Search the listing below for the string "screenshot" and copy every line where it occurs.

# DATASET RECORDS
◆ ◆ ◆ ◆ ◆ ◆ ◆
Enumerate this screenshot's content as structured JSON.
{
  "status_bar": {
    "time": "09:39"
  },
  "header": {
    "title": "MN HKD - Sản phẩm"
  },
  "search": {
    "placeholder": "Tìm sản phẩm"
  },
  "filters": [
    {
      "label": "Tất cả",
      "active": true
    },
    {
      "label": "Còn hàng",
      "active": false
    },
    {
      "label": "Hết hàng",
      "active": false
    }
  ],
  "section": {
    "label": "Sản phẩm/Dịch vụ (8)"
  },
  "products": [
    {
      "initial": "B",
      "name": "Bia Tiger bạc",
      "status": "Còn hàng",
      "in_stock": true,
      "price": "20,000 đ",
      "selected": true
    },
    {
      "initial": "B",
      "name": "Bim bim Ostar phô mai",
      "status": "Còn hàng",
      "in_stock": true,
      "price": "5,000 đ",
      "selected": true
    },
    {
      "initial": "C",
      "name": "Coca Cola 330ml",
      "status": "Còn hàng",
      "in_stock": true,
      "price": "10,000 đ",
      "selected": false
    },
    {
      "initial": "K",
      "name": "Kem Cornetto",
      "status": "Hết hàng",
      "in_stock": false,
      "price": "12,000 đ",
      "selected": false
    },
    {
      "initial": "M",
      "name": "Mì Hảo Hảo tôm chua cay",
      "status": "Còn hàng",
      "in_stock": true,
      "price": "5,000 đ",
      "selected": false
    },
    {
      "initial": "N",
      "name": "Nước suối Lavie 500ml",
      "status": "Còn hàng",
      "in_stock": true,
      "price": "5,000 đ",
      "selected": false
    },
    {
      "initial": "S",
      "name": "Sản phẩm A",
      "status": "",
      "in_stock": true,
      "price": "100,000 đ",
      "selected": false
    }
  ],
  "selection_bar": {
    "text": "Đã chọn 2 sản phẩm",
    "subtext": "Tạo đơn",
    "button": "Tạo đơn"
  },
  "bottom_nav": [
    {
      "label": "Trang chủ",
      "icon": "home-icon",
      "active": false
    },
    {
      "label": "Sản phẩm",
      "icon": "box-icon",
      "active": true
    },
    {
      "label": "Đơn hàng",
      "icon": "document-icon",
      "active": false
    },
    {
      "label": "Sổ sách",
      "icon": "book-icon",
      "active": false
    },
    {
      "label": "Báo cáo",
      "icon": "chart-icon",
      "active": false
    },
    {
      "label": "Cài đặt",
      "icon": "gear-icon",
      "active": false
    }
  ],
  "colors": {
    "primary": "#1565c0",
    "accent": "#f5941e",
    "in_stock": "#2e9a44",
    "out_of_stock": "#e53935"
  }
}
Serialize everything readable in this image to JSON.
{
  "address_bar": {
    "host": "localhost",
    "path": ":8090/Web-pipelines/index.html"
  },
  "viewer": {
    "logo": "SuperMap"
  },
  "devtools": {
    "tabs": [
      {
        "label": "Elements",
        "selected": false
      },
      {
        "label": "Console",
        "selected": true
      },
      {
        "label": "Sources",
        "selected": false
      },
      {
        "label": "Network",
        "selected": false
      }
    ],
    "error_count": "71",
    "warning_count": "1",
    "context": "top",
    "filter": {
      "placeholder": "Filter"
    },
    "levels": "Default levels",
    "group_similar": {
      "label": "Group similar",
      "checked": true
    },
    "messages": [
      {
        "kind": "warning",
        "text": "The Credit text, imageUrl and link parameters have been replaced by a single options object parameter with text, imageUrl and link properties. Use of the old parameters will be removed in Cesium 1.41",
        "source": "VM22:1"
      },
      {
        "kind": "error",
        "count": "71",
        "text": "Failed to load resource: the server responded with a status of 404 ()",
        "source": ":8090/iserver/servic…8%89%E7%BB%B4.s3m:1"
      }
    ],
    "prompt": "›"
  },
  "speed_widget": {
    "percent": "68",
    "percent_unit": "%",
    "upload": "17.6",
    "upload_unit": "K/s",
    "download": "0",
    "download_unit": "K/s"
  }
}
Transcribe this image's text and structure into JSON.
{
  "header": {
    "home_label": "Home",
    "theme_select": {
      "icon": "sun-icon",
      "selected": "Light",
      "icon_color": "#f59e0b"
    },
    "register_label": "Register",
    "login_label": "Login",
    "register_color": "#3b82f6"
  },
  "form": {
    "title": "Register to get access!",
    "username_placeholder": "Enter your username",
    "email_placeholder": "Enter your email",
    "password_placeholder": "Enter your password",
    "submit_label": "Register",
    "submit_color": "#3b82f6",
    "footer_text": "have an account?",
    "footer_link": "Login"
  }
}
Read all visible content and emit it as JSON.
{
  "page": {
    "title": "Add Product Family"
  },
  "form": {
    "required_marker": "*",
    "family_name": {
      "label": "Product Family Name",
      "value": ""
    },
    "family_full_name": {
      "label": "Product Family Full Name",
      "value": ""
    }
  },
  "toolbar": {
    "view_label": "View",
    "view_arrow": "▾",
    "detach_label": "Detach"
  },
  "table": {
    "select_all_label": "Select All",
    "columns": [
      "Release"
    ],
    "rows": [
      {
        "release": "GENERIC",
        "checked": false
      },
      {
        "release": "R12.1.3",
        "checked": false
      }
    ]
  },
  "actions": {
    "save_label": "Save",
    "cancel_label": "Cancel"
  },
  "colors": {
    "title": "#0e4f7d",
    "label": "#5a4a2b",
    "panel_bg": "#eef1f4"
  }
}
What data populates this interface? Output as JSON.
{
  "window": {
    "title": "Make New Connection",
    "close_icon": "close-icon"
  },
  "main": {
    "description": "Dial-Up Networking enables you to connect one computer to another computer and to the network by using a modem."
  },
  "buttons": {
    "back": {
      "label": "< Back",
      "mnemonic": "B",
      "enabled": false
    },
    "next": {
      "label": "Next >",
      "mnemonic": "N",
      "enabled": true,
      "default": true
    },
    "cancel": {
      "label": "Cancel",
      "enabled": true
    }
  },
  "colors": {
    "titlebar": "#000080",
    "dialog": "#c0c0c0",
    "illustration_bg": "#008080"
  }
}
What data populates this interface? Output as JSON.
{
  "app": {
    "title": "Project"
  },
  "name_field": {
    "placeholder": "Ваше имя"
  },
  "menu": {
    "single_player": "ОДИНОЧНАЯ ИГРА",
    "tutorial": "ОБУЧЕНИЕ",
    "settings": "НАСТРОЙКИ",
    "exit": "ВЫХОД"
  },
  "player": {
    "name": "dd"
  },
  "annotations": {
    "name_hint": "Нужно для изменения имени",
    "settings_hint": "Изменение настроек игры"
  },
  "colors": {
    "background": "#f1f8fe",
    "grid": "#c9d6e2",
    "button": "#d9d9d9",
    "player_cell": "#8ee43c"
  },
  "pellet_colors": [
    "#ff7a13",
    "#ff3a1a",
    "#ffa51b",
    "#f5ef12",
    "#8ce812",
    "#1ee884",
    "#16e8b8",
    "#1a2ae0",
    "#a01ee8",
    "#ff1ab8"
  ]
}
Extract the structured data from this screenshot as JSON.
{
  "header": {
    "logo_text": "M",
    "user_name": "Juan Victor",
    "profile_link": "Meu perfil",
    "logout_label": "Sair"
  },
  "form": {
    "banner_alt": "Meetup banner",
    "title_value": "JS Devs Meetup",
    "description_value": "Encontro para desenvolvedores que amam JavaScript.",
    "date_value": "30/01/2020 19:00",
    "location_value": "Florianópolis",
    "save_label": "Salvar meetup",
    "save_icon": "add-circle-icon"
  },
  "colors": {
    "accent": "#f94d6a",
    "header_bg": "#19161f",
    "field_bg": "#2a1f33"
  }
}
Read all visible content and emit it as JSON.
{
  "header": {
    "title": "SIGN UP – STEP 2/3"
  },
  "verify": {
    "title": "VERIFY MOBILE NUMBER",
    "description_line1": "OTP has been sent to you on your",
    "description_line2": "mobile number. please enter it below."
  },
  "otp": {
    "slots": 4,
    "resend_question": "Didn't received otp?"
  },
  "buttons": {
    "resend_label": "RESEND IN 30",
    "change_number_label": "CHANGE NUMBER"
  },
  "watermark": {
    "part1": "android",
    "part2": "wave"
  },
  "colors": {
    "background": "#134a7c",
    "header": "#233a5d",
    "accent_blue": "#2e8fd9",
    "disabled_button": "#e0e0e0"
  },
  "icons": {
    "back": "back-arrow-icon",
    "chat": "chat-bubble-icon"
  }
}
◆ ◆ ◆ ◆ ◆ ◆ ◆
# RESPONSE
Enumerate this screenshot's content as structured JSON.
Extract the structured data from this screenshot as JSON.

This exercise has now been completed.